### GOAL
Find each line holding "Progetto" and copy it out.

□ □ □ □ □ □ □

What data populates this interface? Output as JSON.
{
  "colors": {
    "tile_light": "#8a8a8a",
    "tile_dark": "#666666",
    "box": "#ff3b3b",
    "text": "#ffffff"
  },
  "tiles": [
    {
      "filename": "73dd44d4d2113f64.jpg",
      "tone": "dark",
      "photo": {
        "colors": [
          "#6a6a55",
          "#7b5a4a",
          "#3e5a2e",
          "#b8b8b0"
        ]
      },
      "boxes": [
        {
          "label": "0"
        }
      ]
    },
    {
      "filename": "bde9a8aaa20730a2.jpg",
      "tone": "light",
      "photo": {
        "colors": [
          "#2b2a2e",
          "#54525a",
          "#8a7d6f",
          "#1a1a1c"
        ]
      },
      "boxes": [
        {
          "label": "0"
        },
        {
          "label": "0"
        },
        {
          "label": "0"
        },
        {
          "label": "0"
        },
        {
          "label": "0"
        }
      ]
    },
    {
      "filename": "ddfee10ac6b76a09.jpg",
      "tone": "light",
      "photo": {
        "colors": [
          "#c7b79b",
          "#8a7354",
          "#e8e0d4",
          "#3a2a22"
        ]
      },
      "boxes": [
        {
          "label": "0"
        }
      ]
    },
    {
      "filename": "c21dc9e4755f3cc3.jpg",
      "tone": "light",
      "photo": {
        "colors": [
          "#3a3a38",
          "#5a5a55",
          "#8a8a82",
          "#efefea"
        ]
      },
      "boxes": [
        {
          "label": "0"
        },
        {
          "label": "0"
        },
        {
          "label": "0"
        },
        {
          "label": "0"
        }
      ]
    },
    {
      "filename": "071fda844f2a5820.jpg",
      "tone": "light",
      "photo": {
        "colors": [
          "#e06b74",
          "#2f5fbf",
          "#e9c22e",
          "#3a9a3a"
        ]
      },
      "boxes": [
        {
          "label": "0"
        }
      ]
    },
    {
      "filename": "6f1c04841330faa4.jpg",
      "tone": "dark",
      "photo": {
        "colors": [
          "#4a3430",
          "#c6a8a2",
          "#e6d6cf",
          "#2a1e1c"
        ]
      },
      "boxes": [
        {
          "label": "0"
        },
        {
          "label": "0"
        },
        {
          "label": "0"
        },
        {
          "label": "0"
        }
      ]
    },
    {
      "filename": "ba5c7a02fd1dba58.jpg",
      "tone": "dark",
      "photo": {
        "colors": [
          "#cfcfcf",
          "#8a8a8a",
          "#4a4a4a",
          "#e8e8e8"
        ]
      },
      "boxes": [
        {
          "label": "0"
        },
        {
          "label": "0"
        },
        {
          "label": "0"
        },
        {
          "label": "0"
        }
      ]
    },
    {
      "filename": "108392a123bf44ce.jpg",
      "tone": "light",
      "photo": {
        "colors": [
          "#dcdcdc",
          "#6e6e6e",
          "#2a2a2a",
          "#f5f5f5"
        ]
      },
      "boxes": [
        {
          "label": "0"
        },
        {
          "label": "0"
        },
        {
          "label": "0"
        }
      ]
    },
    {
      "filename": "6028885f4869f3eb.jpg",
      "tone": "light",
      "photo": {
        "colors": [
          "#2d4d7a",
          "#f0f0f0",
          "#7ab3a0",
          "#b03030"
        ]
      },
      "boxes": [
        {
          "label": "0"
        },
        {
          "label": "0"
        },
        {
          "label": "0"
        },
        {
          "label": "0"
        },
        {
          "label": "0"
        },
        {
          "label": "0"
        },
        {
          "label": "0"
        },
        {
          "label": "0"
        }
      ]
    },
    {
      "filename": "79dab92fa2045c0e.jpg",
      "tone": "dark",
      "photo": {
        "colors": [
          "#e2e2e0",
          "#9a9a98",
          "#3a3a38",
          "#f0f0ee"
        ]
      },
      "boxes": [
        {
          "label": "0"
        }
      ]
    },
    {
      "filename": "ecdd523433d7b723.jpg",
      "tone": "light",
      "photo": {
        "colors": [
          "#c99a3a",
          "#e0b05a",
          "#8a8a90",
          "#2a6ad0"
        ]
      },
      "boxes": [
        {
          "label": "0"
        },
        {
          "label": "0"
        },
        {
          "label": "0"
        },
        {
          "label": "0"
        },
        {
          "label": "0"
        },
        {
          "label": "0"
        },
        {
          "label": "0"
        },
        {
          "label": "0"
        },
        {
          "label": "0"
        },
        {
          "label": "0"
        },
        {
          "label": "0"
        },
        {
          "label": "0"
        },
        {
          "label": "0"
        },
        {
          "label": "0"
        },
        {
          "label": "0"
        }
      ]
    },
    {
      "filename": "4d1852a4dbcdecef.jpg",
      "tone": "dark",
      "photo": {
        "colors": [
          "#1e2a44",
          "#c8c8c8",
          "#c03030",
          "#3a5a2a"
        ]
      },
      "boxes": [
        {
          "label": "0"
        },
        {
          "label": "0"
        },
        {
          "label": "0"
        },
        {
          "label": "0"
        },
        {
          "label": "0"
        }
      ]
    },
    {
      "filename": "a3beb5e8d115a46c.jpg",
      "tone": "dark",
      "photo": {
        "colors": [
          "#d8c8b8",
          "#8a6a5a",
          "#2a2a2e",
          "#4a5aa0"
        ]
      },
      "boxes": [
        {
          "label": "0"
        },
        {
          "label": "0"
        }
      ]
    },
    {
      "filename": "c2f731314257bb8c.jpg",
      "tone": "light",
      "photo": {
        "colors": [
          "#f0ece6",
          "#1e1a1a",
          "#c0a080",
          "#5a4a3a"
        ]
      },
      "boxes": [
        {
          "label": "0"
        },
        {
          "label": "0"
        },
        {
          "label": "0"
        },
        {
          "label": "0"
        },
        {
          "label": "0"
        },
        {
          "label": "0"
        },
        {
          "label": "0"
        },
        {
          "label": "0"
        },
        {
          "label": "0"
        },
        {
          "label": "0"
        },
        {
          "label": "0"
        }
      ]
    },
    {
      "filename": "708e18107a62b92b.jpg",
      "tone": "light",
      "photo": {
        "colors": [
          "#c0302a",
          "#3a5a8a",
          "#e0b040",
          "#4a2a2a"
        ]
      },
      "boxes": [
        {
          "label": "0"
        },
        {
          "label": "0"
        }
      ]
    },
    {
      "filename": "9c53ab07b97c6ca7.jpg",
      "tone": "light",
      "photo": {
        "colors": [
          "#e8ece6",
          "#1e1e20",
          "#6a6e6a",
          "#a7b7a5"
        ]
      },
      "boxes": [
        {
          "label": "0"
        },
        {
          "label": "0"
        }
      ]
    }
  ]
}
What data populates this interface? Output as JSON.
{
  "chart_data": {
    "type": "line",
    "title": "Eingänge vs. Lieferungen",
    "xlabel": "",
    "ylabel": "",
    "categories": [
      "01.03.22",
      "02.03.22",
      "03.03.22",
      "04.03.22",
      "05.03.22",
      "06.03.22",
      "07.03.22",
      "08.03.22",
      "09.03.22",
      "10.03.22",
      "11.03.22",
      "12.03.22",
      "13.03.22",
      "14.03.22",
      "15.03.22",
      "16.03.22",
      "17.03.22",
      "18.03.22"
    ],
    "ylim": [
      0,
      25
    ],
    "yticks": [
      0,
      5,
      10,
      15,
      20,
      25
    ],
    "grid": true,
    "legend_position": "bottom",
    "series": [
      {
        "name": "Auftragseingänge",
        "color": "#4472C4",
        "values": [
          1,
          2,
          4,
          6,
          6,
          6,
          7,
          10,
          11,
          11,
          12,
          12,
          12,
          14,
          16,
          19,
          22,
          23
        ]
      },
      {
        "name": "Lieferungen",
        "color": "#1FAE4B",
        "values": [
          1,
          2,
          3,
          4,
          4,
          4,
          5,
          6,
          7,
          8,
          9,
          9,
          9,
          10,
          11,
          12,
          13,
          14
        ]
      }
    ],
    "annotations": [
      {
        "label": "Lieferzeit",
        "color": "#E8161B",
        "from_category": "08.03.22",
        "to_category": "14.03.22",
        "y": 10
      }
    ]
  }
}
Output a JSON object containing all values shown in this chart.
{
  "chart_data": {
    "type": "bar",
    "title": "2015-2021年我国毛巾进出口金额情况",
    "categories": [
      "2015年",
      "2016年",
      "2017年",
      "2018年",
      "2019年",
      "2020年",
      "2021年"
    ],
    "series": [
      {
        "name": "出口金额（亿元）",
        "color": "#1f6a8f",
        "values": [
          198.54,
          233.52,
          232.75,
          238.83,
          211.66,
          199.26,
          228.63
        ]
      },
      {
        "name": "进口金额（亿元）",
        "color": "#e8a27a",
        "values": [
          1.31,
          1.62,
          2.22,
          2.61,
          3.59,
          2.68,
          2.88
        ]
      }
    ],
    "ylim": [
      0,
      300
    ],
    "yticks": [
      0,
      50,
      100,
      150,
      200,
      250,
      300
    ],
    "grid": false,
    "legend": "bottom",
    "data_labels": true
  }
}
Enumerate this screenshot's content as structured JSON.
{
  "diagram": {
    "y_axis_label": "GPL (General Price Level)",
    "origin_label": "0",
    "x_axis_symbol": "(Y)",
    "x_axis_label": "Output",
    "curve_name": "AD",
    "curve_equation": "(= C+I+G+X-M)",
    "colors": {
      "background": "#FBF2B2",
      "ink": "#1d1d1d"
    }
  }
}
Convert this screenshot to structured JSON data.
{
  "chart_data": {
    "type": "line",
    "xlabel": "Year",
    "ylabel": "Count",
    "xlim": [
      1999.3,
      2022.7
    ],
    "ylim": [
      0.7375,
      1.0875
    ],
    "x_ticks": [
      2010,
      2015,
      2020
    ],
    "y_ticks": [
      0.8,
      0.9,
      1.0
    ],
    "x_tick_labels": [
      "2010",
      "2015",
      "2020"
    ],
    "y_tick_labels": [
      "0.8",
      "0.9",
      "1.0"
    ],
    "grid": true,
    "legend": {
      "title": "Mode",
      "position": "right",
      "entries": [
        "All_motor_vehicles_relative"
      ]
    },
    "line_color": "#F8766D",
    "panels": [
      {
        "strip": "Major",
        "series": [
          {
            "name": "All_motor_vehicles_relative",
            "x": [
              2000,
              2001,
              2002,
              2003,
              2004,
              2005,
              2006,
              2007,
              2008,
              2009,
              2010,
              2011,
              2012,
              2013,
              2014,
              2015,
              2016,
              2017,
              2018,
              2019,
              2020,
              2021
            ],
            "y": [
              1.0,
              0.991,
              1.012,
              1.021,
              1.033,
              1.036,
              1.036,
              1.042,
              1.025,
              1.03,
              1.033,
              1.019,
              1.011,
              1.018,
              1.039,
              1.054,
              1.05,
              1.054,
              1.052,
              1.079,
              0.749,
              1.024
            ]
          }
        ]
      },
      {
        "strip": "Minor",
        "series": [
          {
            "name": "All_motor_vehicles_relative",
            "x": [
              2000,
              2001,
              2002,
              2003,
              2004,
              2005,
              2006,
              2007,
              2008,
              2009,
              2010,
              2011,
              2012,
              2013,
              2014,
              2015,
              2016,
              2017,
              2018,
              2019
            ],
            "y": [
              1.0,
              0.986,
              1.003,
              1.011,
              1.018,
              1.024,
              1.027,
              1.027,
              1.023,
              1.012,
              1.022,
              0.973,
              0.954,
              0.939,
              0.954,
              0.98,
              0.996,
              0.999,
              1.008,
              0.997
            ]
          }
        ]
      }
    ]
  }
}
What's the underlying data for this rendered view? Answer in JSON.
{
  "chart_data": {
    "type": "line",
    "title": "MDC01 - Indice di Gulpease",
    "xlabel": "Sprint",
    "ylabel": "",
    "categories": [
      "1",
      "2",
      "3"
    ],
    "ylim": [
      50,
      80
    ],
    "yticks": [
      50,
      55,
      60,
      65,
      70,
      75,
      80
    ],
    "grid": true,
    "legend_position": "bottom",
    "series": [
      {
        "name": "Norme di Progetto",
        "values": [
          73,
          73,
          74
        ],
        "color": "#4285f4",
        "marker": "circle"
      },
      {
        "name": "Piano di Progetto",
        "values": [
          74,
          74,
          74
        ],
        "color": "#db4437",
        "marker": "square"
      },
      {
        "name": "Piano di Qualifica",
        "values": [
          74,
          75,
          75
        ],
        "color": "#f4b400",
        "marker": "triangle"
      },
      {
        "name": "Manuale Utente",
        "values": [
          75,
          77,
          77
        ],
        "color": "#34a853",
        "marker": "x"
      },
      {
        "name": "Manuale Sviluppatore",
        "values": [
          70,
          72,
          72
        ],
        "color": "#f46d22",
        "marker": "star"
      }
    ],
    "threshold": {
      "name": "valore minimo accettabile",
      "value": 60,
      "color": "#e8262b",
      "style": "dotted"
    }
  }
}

□ □ □ □ □ □ □

### EXERCISE ANSWER
        "name": "Norme di Progetto",
        "name": "Piano di Progetto",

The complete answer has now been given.